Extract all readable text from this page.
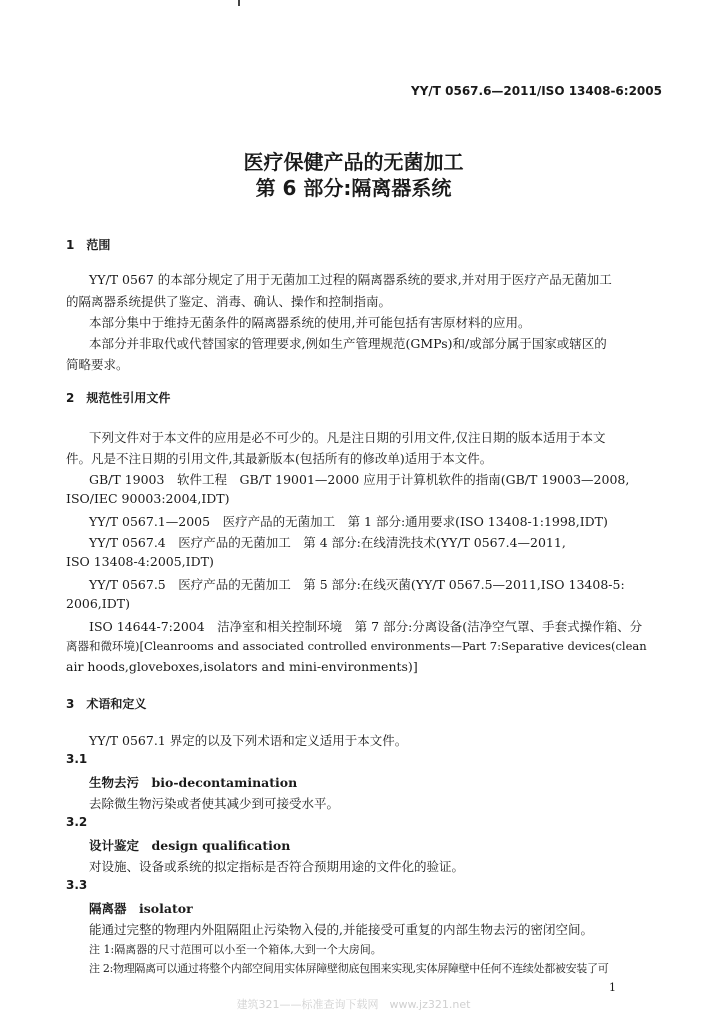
YY/T 0567.6—2011/ISO 13408-6:2005
医疗保健产品的无菌加工
第 6 部分:隔离器系统
1　范围
YY/T 0567 的本部分规定了用于无菌加工过程的隔离器系统的要求,并对用于医疗产品无菌加工
的隔离器系统提供了鉴定、消毒、确认、操作和控制指南。
本部分集中于维持无菌条件的隔离器系统的使用,并可能包括有害原材料的应用。
本部分并非取代或代替国家的管理要求,例如生产管理规范(GMPs)和/或部分属于国家或辖区的
简略要求。
2　规范性引用文件
下列文件对于本文件的应用是必不可少的。凡是注日期的引用文件,仅注日期的版本适用于本文
件。凡是不注日期的引用文件,其最新版本(包括所有的修改单)适用于本文件。
GB/T 19003　软件工程　GB/T 19001—2000 应用于计算机软件的指南(GB/T 19003—2008,
ISO/IEC 90003:2004,IDT)
YY/T 0567.1—2005　医疗产品的无菌加工　第 1 部分:通用要求(ISO 13408-1:1998,IDT)
YY/T 0567.4　医疗产品的无菌加工　第 4 部分:在线清洗技术(YY/T 0567.4—2011,
ISO 13408-4:2005,IDT)
YY/T 0567.5　医疗产品的无菌加工　第 5 部分:在线灭菌(YY/T 0567.5—2011,ISO 13408-5:
2006,IDT)
ISO 14644-7:2004　洁净室和相关控制环境　第 7 部分:分离设备(洁净空气罩、手套式操作箱、分
离器和微环境)[Cleanrooms and associated controlled environments—Part 7:Separative devices(clean
air hoods,gloveboxes,isolators and mini-environments)]
3　术语和定义
YY/T 0567.1 界定的以及下列术语和定义适用于本文件。
3.1
生物去污　bio-decontamination
去除微生物污染或者使其减少到可接受水平。
3.2
设计鉴定　design qualification
对设施、设备或系统的拟定指标是否符合预期用途的文件化的验证。
3.3
隔离器　isolator
能通过完整的物理内外阻隔阻止污染物入侵的,并能接受可重复的内部生物去污的密闭空间。
注 1:隔离器的尺寸范围可以小至一个箱体,大到一个大房间。
注 2:物理隔离可以通过将整个内部空间用实体屏障壁彻底包围来实现,实体屏障壁中任何不连续处都被安装了可
1
建筑321——标准查询下载网　www.jz321.net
○ ○ ○ ○
# Objective
Output every entry exactly as given; pictures are not part of the copy.

# Full response
Extract all readable text from this page.
YY/T 0567.6—2011/ISO 13408-6:2005
医疗保健产品的无菌加工
第 6 部分:隔离器系统
1　范围
YY/T 0567 的本部分规定了用于无菌加工过程的隔离器系统的要求,并对用于医疗产品无菌加工
的隔离器系统提供了鉴定、消毒、确认、操作和控制指南。
本部分集中于维持无菌条件的隔离器系统的使用,并可能包括有害原材料的应用。
本部分并非取代或代替国家的管理要求,例如生产管理规范(GMPs)和/或部分属于国家或辖区的
简略要求。
2　规范性引用文件
下列文件对于本文件的应用是必不可少的。凡是注日期的引用文件,仅注日期的版本适用于本文
件。凡是不注日期的引用文件,其最新版本(包括所有的修改单)适用于本文件。
GB/T 19003　软件工程　GB/T 19001—2000 应用于计算机软件的指南(GB/T 19003—2008,
ISO/IEC 90003:2004,IDT)
YY/T 0567.1—2005　医疗产品的无菌加工　第 1 部分:通用要求(ISO 13408-1:1998,IDT)
YY/T 0567.4　医疗产品的无菌加工　第 4 部分:在线清洗技术(YY/T 0567.4—2011,
ISO 13408-4:2005,IDT)
YY/T 0567.5　医疗产品的无菌加工　第 5 部分:在线灭菌(YY/T 0567.5—2011,ISO 13408-5:
2006,IDT)
ISO 14644-7:2004　洁净室和相关控制环境　第 7 部分:分离设备(洁净空气罩、手套式操作箱、分
离器和微环境)[Cleanrooms and associated controlled environments—Part 7:Separative devices(clean
air hoods,gloveboxes,isolators and mini-environments)]
3　术语和定义
YY/T 0567.1 界定的以及下列术语和定义适用于本文件。
3.1
生物去污　bio-decontamination
去除微生物污染或者使其减少到可接受水平。
3.2
设计鉴定　design qualification
对设施、设备或系统的拟定指标是否符合预期用途的文件化的验证。
3.3
隔离器　isolator
能通过完整的物理内外阻隔阻止污染物入侵的,并能接受可重复的内部生物去污的密闭空间。
注 1:隔离器的尺寸范围可以小至一个箱体,大到一个大房间。
注 2:物理隔离可以通过将整个内部空间用实体屏障壁彻底包围来实现,实体屏障壁中任何不连续处都被安装了可
1
建筑321——标准查询下载网　www.jz321.net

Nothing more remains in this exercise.